As mentioned prior, there are many tools available to data scientists, and the landscape is evolving daily [9]. For this research, Python was chosen due to popularity, and other open-source languages may have similar capabilities. Several different Python libraries were recommended that could accelerate the data science process. A summary of these libraries follows.

There are five core libraries available in Python that accelerate performance in the data science process. NumPy provides a large set of mathematical functions that operate on multidimensional array data structures. SciPy, which is often paired with NumPy, includes additional algorithms, matrix processing, and image processing functionality. Pandas enables the use of object data structures in rows and columns. Matplotlib is a visualization library which pairs well with NumPy. Scikit-learn contains many different machine learning algorithms.

While most of these core libraries will be used in the phases of data science, there are several packages in each library that help accelerate some of the challenges with the data science process. In the data understanding stage, both Matplotlib and Seaborn support many different types of visualizations. Pandas_profile, part of the Pandas library, quickly completed the profiling process exposing data set demographics.

Data preparation tends to make time which could be better spent on data science modeling. Leveraging the packages of preprocessing and feature_extraction as part of Scikit-learn helps reduce some of the work. Preprocessing quickly handles scaling, normalization, and binarization of variables. Feature_extraction evaluates different features for value to reduce training time. Focusing on building a reusable pipeline in the data preparation stage can accelerate the deployment stage. Luigi is a pipeline package that can automate code modules, create workflow, and help with support of data pipelines once in production.

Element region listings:
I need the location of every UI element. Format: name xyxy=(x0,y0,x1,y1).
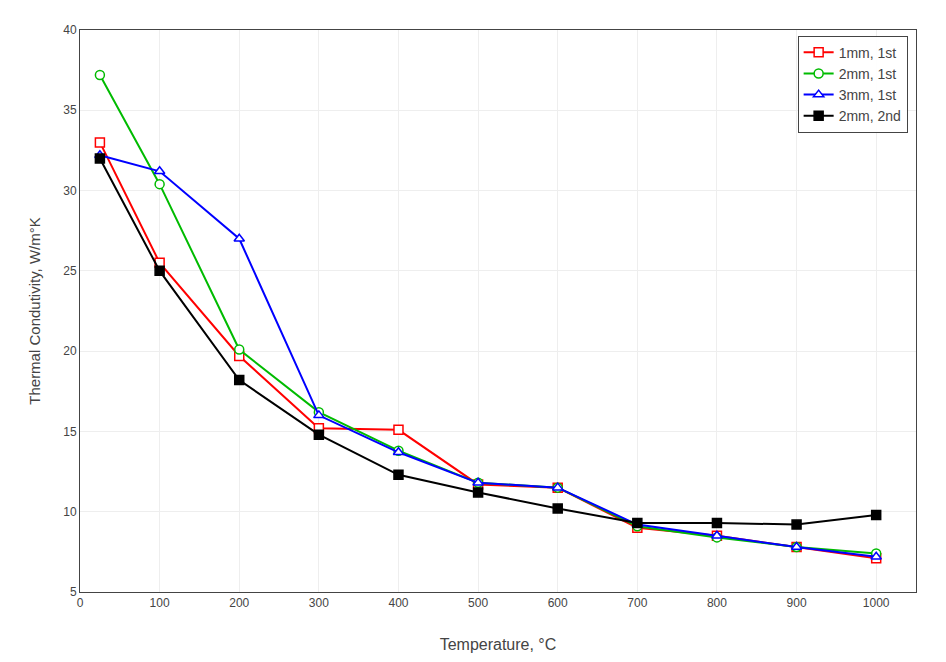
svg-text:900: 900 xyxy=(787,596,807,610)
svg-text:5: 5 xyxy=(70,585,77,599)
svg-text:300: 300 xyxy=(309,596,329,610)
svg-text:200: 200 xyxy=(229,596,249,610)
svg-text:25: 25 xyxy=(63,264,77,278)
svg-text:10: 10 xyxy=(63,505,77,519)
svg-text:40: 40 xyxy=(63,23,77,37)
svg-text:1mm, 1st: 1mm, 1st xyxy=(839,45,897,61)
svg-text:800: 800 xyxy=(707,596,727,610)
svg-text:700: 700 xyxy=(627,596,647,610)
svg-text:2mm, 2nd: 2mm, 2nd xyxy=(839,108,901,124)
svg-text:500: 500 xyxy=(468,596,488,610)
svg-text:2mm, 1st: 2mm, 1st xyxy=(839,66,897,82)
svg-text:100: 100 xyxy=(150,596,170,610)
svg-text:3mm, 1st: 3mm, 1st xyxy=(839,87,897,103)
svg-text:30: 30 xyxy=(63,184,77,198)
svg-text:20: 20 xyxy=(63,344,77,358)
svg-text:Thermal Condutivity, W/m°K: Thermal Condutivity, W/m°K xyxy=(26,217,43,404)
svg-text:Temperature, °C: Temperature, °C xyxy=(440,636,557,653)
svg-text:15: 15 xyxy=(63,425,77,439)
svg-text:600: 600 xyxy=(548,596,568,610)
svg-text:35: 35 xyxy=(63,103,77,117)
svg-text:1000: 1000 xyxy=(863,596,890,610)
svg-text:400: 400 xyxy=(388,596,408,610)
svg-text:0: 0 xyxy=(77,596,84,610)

The tasks:
a: List the five core Python libraries that the text on Python libraries for data science names.
b: According to the text on Python libraries for data science, which two Scikit-learn packages help reduce data preparation work?
c: Continue the text on Python libraries for data science from its last sentence.
The data is not needed for any of this work.

Per-task outputs:
a: NumPy, SciPy, Pandas, Matplotlib, Scikit-learn

b: Preprocessing and feature_extraction.

c:
As part of modeling and evaluation, packages from Scikit-learn are used to automate training and testing data set creation using train_test_split. Both the cross-validate and GridSearchCV can be used to evaluate models and compare models to get the final recommendation. Once the model is ready for deployment, the use of out-of-core learning can be used to maximize the use of computing resources in production as data science models tend to heavily use computing power.


7. Conclusion

Current research in data science and big data has primarily focused on the use and application of algorithms and generating insights, but little to no research has occurred about tools, methodologies, or frameworks used to deliver data science projects. Analyzing the characteristics (volume, variety, and velocity) of big data highlights the challenges with traditional software development approaches. Results of a data science project not only include insight, but also working software that needs to be deployed and supported; thus software engineering practices should not be avoided. Leveraging tools such as Python can help accelerate the data science process. Python has become a leading data science tool for several reasons, primarily due to the functionality that is created quickly to address the data science community needs.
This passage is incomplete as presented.